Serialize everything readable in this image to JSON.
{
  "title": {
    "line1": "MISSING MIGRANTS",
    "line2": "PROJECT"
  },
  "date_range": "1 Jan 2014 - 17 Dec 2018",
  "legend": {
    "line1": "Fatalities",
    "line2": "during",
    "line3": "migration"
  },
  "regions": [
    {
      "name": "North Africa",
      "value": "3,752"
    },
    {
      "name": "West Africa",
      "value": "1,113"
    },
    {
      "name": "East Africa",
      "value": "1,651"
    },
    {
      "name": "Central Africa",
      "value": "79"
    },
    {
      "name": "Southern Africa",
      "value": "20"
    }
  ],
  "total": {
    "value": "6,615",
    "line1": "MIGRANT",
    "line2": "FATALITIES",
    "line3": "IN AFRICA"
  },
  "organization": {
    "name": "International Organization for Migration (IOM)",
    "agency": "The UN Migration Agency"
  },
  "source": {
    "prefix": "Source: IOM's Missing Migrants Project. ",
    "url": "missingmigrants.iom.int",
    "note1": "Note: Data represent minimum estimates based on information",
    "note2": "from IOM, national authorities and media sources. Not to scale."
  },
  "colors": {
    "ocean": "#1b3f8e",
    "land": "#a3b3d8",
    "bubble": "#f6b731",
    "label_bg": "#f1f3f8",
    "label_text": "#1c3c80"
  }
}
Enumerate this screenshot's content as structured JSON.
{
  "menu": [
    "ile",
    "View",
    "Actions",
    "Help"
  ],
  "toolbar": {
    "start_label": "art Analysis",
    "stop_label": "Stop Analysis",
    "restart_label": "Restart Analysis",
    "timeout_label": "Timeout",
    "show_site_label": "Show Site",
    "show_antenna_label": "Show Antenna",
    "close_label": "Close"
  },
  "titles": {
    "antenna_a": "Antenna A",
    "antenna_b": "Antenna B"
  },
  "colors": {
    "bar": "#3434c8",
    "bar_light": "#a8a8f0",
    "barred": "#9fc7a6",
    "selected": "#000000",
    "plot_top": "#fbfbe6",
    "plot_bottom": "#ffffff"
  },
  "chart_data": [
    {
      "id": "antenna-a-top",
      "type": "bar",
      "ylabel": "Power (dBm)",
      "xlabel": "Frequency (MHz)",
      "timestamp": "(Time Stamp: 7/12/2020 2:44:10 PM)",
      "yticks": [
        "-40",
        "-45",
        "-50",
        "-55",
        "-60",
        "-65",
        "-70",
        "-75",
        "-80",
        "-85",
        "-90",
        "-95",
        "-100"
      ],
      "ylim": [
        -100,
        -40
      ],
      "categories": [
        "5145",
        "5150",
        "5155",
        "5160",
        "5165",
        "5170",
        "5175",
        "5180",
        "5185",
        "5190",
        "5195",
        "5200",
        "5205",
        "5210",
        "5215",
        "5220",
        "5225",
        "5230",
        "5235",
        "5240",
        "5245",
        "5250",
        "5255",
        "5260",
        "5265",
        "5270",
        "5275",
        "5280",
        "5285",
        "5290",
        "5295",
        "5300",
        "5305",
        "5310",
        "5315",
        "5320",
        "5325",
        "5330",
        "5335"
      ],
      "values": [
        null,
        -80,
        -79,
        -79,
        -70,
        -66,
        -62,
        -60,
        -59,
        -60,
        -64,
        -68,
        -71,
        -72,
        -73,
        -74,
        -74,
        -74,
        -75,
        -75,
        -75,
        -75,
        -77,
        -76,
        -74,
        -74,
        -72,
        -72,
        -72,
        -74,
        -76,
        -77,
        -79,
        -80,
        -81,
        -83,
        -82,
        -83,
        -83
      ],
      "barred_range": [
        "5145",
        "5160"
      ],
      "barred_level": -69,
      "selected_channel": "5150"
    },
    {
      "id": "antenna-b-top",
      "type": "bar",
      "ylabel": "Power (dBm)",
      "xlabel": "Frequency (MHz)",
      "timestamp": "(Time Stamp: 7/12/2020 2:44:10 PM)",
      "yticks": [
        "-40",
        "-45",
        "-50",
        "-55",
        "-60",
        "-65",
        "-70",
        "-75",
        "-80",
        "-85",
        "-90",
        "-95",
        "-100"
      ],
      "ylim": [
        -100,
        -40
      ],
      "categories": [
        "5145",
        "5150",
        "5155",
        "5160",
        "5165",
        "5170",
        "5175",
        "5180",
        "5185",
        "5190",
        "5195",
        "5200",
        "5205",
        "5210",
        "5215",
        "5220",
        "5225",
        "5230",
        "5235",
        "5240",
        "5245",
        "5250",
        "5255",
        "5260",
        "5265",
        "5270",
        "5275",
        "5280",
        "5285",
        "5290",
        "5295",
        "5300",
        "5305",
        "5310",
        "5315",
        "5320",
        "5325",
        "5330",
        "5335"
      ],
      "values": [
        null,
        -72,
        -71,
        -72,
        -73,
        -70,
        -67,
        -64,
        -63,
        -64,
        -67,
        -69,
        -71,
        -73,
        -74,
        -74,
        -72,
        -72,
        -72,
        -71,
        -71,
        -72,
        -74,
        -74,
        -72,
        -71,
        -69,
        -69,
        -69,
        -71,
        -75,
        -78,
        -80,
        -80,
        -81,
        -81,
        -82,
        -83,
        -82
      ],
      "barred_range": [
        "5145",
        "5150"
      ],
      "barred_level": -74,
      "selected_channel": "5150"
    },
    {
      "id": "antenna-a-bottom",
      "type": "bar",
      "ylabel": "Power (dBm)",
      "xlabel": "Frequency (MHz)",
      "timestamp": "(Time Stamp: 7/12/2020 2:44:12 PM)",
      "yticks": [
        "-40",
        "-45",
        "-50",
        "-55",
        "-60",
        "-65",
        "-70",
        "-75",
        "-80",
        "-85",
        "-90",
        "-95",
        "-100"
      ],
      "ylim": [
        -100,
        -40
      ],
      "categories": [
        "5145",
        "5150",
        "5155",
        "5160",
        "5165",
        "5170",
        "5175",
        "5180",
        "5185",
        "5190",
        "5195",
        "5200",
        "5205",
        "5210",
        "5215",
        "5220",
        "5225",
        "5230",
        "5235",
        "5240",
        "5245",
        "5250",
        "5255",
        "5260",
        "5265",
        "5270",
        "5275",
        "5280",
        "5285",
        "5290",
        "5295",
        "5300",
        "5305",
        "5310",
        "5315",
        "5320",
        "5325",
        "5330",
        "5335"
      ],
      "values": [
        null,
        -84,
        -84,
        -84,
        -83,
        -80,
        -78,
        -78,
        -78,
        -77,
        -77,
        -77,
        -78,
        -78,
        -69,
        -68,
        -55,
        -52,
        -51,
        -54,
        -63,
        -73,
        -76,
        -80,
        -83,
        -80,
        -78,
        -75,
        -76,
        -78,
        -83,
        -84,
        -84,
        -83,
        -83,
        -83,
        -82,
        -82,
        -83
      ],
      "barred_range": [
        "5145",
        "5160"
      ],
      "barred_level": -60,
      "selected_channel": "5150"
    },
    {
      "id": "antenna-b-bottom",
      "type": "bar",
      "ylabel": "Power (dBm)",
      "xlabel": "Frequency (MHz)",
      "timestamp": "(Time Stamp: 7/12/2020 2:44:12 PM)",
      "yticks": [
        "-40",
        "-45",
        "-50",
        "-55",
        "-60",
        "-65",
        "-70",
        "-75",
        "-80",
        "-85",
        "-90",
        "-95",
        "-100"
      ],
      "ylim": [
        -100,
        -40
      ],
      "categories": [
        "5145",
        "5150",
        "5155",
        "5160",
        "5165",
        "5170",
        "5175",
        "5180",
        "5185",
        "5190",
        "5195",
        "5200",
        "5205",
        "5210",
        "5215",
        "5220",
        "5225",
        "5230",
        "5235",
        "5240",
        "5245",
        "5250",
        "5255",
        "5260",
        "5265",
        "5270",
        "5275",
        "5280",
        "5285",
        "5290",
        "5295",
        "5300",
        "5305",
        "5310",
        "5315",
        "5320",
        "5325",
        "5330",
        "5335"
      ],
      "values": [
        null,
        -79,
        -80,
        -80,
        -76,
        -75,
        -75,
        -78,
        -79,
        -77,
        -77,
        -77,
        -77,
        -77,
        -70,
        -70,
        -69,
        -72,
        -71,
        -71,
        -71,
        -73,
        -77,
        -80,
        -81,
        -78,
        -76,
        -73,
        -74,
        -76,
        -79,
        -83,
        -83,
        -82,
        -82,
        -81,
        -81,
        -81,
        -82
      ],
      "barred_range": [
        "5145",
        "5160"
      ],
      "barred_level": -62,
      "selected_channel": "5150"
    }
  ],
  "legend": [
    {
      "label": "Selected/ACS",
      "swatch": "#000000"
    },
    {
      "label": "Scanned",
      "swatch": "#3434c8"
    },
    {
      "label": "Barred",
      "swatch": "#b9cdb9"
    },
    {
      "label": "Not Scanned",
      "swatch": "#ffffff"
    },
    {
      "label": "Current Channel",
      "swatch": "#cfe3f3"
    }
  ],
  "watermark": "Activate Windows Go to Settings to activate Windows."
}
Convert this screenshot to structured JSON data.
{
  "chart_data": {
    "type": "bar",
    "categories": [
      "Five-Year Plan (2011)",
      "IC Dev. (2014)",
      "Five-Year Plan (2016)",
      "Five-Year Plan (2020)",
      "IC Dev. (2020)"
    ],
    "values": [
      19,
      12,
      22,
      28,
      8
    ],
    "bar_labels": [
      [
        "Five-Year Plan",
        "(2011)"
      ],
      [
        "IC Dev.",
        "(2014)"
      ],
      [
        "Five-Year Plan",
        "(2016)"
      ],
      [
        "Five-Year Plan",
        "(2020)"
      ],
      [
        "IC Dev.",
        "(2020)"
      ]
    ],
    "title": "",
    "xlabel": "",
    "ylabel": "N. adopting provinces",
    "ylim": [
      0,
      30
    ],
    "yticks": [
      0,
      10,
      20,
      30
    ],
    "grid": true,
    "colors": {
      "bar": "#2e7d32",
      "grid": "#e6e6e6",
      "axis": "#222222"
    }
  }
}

+++

● **DIRECTIVE**: Extract, exactly, the lines above that begin at the line containing "Convert this screenshot" and end at the final line of the records; add no other text.

● **EXERCISE RESPONSE**:
Convert this screenshot to structured JSON data.
{
  "chart_data": {
    "type": "bar",
    "categories": [
      "Five-Year Plan (2011)",
      "IC Dev. (2014)",
      "Five-Year Plan (2016)",
      "Five-Year Plan (2020)",
      "IC Dev. (2020)"
    ],
    "values": [
      19,
      12,
      22,
      28,
      8
    ],
    "bar_labels": [
      [
        "Five-Year Plan",
        "(2011)"
      ],
      [
        "IC Dev.",
        "(2014)"
      ],
      [
        "Five-Year Plan",
        "(2016)"
      ],
      [
        "Five-Year Plan",
        "(2020)"
      ],
      [
        "IC Dev.",
        "(2020)"
      ]
    ],
    "title": "",
    "xlabel": "",
    "ylabel": "N. adopting provinces",
    "ylim": [
      0,
      30
    ],
    "yticks": [
      0,
      10,
      20,
      30
    ],
    "grid": true,
    "colors": {
      "bar": "#2e7d32",
      "grid": "#e6e6e6",
      "axis": "#222222"
    }
  }
}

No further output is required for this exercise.